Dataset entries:
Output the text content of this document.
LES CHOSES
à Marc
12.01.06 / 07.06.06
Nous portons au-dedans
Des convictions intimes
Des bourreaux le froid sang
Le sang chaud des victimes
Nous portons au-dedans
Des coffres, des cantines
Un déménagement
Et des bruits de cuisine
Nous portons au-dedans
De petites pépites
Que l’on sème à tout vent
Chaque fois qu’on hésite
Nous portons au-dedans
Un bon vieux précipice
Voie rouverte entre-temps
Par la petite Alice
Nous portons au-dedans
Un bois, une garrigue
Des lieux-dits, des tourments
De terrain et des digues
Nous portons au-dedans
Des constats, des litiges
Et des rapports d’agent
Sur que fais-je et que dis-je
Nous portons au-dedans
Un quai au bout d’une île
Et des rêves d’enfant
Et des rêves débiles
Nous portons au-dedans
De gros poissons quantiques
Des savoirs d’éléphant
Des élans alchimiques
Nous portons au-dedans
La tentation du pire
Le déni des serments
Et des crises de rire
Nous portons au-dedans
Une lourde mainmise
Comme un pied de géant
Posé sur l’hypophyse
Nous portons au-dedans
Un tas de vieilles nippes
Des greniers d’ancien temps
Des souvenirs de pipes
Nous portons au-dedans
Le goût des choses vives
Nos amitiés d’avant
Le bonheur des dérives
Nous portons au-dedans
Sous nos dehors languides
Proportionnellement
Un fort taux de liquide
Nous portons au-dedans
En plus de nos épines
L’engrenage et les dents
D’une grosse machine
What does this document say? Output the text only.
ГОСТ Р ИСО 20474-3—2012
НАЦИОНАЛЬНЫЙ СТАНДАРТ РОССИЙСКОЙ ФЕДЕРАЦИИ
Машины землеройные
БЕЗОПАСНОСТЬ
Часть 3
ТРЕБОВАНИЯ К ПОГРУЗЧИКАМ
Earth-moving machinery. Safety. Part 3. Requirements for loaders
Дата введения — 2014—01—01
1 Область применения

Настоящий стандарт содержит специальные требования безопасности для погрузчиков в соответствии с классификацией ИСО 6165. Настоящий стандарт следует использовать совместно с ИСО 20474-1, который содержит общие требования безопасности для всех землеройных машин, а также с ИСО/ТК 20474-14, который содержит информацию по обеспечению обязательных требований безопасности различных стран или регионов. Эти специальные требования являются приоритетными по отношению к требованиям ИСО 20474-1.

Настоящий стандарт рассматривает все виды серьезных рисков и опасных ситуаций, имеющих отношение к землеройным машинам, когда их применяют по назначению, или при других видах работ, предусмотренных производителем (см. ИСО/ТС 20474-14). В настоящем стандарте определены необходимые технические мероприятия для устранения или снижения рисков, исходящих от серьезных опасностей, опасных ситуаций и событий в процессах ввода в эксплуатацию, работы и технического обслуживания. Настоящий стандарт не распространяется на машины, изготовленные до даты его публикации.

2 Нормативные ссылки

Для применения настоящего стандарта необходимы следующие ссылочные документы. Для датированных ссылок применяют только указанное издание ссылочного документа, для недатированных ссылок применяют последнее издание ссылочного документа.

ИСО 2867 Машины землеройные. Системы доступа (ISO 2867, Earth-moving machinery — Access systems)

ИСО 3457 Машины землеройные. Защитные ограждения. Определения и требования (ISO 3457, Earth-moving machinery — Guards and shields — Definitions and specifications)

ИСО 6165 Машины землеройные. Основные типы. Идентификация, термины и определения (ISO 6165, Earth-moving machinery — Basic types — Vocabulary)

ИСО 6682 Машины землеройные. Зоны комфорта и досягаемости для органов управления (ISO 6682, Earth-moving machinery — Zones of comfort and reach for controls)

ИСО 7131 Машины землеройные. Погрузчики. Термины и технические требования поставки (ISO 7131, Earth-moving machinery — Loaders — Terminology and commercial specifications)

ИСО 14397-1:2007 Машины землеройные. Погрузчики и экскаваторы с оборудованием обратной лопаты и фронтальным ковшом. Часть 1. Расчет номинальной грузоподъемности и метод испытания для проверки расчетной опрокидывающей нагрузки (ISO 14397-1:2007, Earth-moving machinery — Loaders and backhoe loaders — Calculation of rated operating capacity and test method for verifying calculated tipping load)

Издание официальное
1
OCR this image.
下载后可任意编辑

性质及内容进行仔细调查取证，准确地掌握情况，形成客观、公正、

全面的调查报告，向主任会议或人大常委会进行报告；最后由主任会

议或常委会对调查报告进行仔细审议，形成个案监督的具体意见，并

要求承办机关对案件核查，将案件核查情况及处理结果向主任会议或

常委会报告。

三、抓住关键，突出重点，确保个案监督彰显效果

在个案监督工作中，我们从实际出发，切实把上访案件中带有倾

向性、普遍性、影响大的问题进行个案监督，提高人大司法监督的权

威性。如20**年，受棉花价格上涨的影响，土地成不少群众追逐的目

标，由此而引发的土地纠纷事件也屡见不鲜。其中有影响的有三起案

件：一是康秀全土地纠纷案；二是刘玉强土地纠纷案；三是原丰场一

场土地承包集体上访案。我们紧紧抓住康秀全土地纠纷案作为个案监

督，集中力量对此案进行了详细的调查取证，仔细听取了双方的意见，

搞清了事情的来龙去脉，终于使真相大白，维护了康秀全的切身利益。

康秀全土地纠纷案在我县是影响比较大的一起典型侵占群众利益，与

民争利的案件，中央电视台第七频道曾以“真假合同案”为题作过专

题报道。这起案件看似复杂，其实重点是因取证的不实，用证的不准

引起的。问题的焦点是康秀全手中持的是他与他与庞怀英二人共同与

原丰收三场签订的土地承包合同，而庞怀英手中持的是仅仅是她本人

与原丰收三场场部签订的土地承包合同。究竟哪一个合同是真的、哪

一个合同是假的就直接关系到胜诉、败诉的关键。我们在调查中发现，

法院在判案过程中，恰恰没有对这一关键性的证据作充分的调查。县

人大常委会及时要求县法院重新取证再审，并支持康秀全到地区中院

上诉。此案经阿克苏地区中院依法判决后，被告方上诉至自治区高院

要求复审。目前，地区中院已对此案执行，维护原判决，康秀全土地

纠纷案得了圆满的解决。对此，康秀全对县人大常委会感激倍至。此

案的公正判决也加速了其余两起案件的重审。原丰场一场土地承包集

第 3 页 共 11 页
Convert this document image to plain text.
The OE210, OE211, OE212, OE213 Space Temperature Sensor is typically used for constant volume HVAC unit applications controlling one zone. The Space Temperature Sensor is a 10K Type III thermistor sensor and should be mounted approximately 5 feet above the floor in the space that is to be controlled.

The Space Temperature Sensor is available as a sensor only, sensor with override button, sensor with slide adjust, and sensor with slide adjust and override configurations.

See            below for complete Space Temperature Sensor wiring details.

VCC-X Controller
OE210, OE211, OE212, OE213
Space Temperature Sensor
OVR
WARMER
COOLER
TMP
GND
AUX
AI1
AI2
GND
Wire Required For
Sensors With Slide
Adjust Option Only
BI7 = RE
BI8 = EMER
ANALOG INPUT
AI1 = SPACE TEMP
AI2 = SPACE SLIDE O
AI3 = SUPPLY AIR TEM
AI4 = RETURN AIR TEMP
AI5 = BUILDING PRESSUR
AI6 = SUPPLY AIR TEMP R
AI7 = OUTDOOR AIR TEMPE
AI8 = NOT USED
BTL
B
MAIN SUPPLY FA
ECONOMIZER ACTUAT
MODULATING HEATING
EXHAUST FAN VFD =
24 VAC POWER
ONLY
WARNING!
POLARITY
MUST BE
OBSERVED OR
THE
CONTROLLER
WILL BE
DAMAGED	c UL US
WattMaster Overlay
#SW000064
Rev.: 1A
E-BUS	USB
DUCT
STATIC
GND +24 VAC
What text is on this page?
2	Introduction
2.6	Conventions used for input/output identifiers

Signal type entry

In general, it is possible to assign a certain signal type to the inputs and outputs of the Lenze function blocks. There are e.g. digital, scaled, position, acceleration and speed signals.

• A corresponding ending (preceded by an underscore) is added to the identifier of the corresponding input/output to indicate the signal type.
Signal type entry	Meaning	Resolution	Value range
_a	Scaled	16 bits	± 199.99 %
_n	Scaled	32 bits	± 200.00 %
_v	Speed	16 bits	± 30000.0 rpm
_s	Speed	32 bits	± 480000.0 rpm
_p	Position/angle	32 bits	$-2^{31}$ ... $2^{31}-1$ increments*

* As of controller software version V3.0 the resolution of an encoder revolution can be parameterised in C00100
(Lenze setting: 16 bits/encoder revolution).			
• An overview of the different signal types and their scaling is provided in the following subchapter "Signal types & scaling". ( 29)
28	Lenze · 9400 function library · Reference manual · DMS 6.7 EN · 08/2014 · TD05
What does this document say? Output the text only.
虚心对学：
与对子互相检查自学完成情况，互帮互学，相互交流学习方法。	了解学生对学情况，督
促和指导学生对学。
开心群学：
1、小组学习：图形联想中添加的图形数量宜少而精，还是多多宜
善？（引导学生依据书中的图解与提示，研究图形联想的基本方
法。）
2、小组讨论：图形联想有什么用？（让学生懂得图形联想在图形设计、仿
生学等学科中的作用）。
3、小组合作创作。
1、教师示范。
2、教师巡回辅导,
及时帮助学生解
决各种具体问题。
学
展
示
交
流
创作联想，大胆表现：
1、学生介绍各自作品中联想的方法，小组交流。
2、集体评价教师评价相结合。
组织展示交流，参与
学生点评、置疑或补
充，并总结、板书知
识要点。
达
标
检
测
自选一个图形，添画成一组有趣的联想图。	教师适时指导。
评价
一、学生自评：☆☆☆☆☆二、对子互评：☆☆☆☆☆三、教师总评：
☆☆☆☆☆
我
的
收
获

■ **EXERCISE AIM**
Look for the word "types" in every line of the listing and copy the lines that have it.

■ **SOLVED PROBLEM**
ИСО 6165 Машины землеройные. Основные типы. Идентификация, термины и определения (ISO 6165, Earth-moving machinery — Basic types — Vocabulary)
• An overview of the different signal types and their scaling is provided in the following subchapter "Signal types & scaling". ( 29)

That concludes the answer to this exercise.